**Task description**
Go through the entries below and write each one out exactly.

**Dataset records**
◇ ◇ ◇ ◇ ◇ ◇ ◇

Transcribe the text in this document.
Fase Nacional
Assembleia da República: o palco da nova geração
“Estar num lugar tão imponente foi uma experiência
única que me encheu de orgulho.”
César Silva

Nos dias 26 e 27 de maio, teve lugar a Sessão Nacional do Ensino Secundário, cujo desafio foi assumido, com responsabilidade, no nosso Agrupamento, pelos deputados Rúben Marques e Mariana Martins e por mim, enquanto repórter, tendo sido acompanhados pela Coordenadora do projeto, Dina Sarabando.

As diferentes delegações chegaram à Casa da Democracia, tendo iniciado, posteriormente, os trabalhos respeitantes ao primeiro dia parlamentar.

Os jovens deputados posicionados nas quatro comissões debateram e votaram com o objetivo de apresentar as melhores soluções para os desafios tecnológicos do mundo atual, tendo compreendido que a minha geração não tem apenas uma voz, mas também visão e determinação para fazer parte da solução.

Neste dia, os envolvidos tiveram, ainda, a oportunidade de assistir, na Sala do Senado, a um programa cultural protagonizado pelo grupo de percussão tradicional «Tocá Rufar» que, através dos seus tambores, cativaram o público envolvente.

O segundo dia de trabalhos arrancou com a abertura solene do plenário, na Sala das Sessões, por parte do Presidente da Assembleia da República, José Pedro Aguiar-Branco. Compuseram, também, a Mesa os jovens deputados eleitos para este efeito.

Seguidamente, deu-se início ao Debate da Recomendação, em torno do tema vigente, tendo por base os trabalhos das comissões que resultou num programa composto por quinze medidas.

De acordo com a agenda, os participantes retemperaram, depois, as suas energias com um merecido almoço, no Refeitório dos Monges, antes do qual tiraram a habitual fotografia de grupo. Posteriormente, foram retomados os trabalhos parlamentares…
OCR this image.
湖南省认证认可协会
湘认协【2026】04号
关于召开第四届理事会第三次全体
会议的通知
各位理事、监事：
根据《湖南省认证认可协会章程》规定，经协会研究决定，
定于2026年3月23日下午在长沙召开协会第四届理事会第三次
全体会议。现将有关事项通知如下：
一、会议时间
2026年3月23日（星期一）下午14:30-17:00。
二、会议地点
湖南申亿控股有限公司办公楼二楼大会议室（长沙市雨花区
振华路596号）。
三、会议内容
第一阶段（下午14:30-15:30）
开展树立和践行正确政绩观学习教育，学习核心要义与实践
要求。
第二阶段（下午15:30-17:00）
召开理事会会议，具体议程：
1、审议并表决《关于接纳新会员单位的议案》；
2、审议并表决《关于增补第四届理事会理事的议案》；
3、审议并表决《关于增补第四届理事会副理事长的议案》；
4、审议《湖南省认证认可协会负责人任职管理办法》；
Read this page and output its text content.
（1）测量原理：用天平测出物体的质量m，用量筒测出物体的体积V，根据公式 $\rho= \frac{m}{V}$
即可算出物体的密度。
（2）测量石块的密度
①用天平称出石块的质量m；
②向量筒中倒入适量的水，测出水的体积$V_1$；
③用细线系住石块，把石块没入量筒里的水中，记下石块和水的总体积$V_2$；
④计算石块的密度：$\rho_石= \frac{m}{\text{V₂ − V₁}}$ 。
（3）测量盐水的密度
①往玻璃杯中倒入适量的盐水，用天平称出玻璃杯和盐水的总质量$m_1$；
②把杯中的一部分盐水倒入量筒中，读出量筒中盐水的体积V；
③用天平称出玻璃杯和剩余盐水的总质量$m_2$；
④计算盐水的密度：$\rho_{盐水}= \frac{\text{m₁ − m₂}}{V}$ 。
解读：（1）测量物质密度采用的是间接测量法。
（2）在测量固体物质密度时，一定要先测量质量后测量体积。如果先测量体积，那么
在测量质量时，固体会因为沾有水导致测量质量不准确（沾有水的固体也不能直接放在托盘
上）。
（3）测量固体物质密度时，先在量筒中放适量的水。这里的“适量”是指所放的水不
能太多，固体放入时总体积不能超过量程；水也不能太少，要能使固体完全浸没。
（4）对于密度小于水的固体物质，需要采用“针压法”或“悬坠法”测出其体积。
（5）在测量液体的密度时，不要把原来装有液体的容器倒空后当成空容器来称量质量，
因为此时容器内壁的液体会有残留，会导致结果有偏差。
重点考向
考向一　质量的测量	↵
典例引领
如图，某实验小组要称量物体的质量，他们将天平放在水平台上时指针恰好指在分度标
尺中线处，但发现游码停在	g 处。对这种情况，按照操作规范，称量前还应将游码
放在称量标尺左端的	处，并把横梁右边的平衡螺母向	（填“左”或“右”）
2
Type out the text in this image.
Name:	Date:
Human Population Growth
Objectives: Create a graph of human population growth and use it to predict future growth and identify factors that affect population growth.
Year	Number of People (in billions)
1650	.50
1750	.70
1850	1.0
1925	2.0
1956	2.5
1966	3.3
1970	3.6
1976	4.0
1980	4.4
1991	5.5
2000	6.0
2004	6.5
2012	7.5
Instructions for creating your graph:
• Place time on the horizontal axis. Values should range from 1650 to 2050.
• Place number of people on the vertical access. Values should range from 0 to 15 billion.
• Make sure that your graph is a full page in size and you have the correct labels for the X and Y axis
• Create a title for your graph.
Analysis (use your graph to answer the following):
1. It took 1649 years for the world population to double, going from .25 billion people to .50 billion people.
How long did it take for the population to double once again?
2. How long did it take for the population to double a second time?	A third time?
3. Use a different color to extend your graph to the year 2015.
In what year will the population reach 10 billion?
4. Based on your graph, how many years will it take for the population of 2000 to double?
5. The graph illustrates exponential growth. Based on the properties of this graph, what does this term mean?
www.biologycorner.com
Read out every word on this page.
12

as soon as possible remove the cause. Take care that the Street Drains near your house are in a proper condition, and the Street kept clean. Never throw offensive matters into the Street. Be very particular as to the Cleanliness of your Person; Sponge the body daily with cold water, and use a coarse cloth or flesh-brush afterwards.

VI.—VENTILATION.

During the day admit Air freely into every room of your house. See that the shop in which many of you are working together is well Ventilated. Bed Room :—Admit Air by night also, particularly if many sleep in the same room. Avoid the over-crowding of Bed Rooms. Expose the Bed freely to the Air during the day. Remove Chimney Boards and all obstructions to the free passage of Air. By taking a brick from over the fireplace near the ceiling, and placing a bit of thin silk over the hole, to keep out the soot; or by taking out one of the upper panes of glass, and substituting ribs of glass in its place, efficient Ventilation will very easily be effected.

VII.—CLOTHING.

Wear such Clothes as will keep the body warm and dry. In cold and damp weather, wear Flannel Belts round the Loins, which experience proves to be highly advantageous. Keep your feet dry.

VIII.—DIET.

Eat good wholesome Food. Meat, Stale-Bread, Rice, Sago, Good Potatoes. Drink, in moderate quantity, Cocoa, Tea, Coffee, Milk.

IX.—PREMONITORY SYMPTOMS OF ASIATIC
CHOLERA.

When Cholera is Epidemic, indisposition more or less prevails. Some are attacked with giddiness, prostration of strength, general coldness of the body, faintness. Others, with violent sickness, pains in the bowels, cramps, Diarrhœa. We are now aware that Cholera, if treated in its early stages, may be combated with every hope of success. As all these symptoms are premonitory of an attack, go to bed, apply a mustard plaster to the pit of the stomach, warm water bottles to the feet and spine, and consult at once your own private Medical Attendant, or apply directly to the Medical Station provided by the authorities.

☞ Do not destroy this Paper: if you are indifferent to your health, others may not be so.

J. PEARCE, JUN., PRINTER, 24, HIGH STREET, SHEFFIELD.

◇ ◇ ◇ ◇ ◇ ◇ ◇

**Full response**
Transcribe the text in this document.
Fase Nacional
Assembleia da República: o palco da nova geração
“Estar num lugar tão imponente foi uma experiência
única que me encheu de orgulho.”
César Silva

Nos dias 26 e 27 de maio, teve lugar a Sessão Nacional do Ensino Secundário, cujo desafio foi assumido, com responsabilidade, no nosso Agrupamento, pelos deputados Rúben Marques e Mariana Martins e por mim, enquanto repórter, tendo sido acompanhados pela Coordenadora do projeto, Dina Sarabando.

As diferentes delegações chegaram à Casa da Democracia, tendo iniciado, posteriormente, os trabalhos respeitantes ao primeiro dia parlamentar.

Os jovens deputados posicionados nas quatro comissões debateram e votaram com o objetivo de apresentar as melhores soluções para os desafios tecnológicos do mundo atual, tendo compreendido que a minha geração não tem apenas uma voz, mas também visão e determinação para fazer parte da solução.

Neste dia, os envolvidos tiveram, ainda, a oportunidade de assistir, na Sala do Senado, a um programa cultural protagonizado pelo grupo de percussão tradicional «Tocá Rufar» que, através dos seus tambores, cativaram o público envolvente.

O segundo dia de trabalhos arrancou com a abertura solene do plenário, na Sala das Sessões, por parte do Presidente da Assembleia da República, José Pedro Aguiar-Branco. Compuseram, também, a Mesa os jovens deputados eleitos para este efeito.

Seguidamente, deu-se início ao Debate da Recomendação, em torno do tema vigente, tendo por base os trabalhos das comissões que resultou num programa composto por quinze medidas.

De acordo com a agenda, os participantes retemperaram, depois, as suas energias com um merecido almoço, no Refeitório dos Monges, antes do qual tiraram a habitual fotografia de grupo. Posteriormente, foram retomados os trabalhos parlamentares…
OCR this image.
湖南省认证认可协会
湘认协【2026】04号
关于召开第四届理事会第三次全体
会议的通知
各位理事、监事：
根据《湖南省认证认可协会章程》规定，经协会研究决定，
定于2026年3月23日下午在长沙召开协会第四届理事会第三次
全体会议。现将有关事项通知如下：
一、会议时间
2026年3月23日（星期一）下午14:30-17:00。
二、会议地点
湖南申亿控股有限公司办公楼二楼大会议室（长沙市雨花区
振华路596号）。
三、会议内容
第一阶段（下午14:30-15:30）
开展树立和践行正确政绩观学习教育，学习核心要义与实践
要求。
第二阶段（下午15:30-17:00）
召开理事会会议，具体议程：
1、审议并表决《关于接纳新会员单位的议案》；
2、审议并表决《关于增补第四届理事会理事的议案》；
3、审议并表决《关于增补第四届理事会副理事长的议案》；
4、审议《湖南省认证认可协会负责人任职管理办法》；
Read this page and output its text content.
（1）测量原理：用天平测出物体的质量m，用量筒测出物体的体积V，根据公式 $\rho= \frac{m}{V}$
即可算出物体的密度。
（2）测量石块的密度
①用天平称出石块的质量m；
②向量筒中倒入适量的水，测出水的体积$V_1$；
③用细线系住石块，把石块没入量筒里的水中，记下石块和水的总体积$V_2$；
④计算石块的密度：$\rho_石= \frac{m}{\text{V₂ − V₁}}$ 。
（3）测量盐水的密度
①往玻璃杯中倒入适量的盐水，用天平称出玻璃杯和盐水的总质量$m_1$；
②把杯中的一部分盐水倒入量筒中，读出量筒中盐水的体积V；
③用天平称出玻璃杯和剩余盐水的总质量$m_2$；
④计算盐水的密度：$\rho_{盐水}= \frac{\text{m₁ − m₂}}{V}$ 。
解读：（1）测量物质密度采用的是间接测量法。
（2）在测量固体物质密度时，一定要先测量质量后测量体积。如果先测量体积，那么
在测量质量时，固体会因为沾有水导致测量质量不准确（沾有水的固体也不能直接放在托盘
上）。
（3）测量固体物质密度时，先在量筒中放适量的水。这里的“适量”是指所放的水不
能太多，固体放入时总体积不能超过量程；水也不能太少，要能使固体完全浸没。
（4）对于密度小于水的固体物质，需要采用“针压法”或“悬坠法”测出其体积。
（5）在测量液体的密度时，不要把原来装有液体的容器倒空后当成空容器来称量质量，
因为此时容器内壁的液体会有残留，会导致结果有偏差。
重点考向
考向一　质量的测量	↵
典例引领
如图，某实验小组要称量物体的质量，他们将天平放在水平台上时指针恰好指在分度标
尺中线处，但发现游码停在	g 处。对这种情况，按照操作规范，称量前还应将游码
放在称量标尺左端的	处，并把横梁右边的平衡螺母向	（填“左”或“右”）
2
Type out the text in this image.
Name:	Date:
Human Population Growth
Objectives: Create a graph of human population growth and use it to predict future growth and identify factors that affect population growth.
Year	Number of People (in billions)
1650	.50
1750	.70
1850	1.0
1925	2.0
1956	2.5
1966	3.3
1970	3.6
1976	4.0
1980	4.4
1991	5.5
2000	6.0
2004	6.5
2012	7.5
Instructions for creating your graph:
• Place time on the horizontal axis. Values should range from 1650 to 2050.
• Place number of people on the vertical access. Values should range from 0 to 15 billion.
• Make sure that your graph is a full page in size and you have the correct labels for the X and Y axis
• Create a title for your graph.
Analysis (use your graph to answer the following):
1. It took 1649 years for the world population to double, going from .25 billion people to .50 billion people.
How long did it take for the population to double once again?
2. How long did it take for the population to double a second time?	A third time?
3. Use a different color to extend your graph to the year 2015.
In what year will the population reach 10 billion?
4. Based on your graph, how many years will it take for the population of 2000 to double?
5. The graph illustrates exponential growth. Based on the properties of this graph, what does this term mean?
www.biologycorner.com
Read out every word on this page.
12

as soon as possible remove the cause. Take care that the Street Drains near your house are in a proper condition, and the Street kept clean. Never throw offensive matters into the Street. Be very particular as to the Cleanliness of your Person; Sponge the body daily with cold water, and use a coarse cloth or flesh-brush afterwards.

VI.—VENTILATION.

During the day admit Air freely into every room of your house. See that the shop in which many of you are working together is well Ventilated. Bed Room :—Admit Air by night also, particularly if many sleep in the same room. Avoid the over-crowding of Bed Rooms. Expose the Bed freely to the Air during the day. Remove Chimney Boards and all obstructions to the free passage of Air. By taking a brick from over the fireplace near the ceiling, and placing a bit of thin silk over the hole, to keep out the soot; or by taking out one of the upper panes of glass, and substituting ribs of glass in its place, efficient Ventilation will very easily be effected.

VII.—CLOTHING.

Wear such Clothes as will keep the body warm and dry. In cold and damp weather, wear Flannel Belts round the Loins, which experience proves to be highly advantageous. Keep your feet dry.

VIII.—DIET.

Eat good wholesome Food. Meat, Stale-Bread, Rice, Sago, Good Potatoes. Drink, in moderate quantity, Cocoa, Tea, Coffee, Milk.

IX.—PREMONITORY SYMPTOMS OF ASIATIC
CHOLERA.

When Cholera is Epidemic, indisposition more or less prevails. Some are attacked with giddiness, prostration of strength, general coldness of the body, faintness. Others, with violent sickness, pains in the bowels, cramps, Diarrhœa. We are now aware that Cholera, if treated in its early stages, may be combated with every hope of success. As all these symptoms are premonitory of an attack, go to bed, apply a mustard plaster to the pit of the stomach, warm water bottles to the feet and spine, and consult at once your own private Medical Attendant, or apply directly to the Medical Station provided by the authorities.

☞ Do not destroy this Paper: if you are indifferent to your health, others may not be so.

J. PEARCE, JUN., PRINTER, 24, HIGH STREET, SHEFFIELD.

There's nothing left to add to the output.